Aim:
Reproduce all of the data word for word.

** START Extracted records **

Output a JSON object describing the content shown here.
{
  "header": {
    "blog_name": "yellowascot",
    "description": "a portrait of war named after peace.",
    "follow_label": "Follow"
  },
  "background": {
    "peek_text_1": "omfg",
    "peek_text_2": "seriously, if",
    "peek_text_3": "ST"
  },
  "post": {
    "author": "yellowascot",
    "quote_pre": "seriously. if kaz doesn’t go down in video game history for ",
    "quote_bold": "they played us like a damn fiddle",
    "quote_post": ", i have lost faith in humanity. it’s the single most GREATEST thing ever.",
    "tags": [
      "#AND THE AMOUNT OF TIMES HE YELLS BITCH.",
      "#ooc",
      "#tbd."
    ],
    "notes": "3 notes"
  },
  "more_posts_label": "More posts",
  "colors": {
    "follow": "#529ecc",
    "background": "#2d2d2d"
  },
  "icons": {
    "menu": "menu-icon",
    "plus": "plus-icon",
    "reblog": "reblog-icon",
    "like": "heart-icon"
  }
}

** END Extracted records **

Solution to the exercise:
Output a JSON object describing the content shown here.
{
  "header": {
    "blog_name": "yellowascot",
    "description": "a portrait of war named after peace.",
    "follow_label": "Follow"
  },
  "background": {
    "peek_text_1": "omfg",
    "peek_text_2": "seriously, if",
    "peek_text_3": "ST"
  },
  "post": {
    "author": "yellowascot",
    "quote_pre": "seriously. if kaz doesn’t go down in video game history for ",
    "quote_bold": "they played us like a damn fiddle",
    "quote_post": ", i have lost faith in humanity. it’s the single most GREATEST thing ever.",
    "tags": [
      "#AND THE AMOUNT OF TIMES HE YELLS BITCH.",
      "#ooc",
      "#tbd."
    ],
    "notes": "3 notes"
  },
  "more_posts_label": "More posts",
  "colors": {
    "follow": "#529ecc",
    "background": "#2d2d2d"
  },
  "icons": {
    "menu": "menu-icon",
    "plus": "plus-icon",
    "reblog": "reblog-icon",
    "like": "heart-icon"
  }
}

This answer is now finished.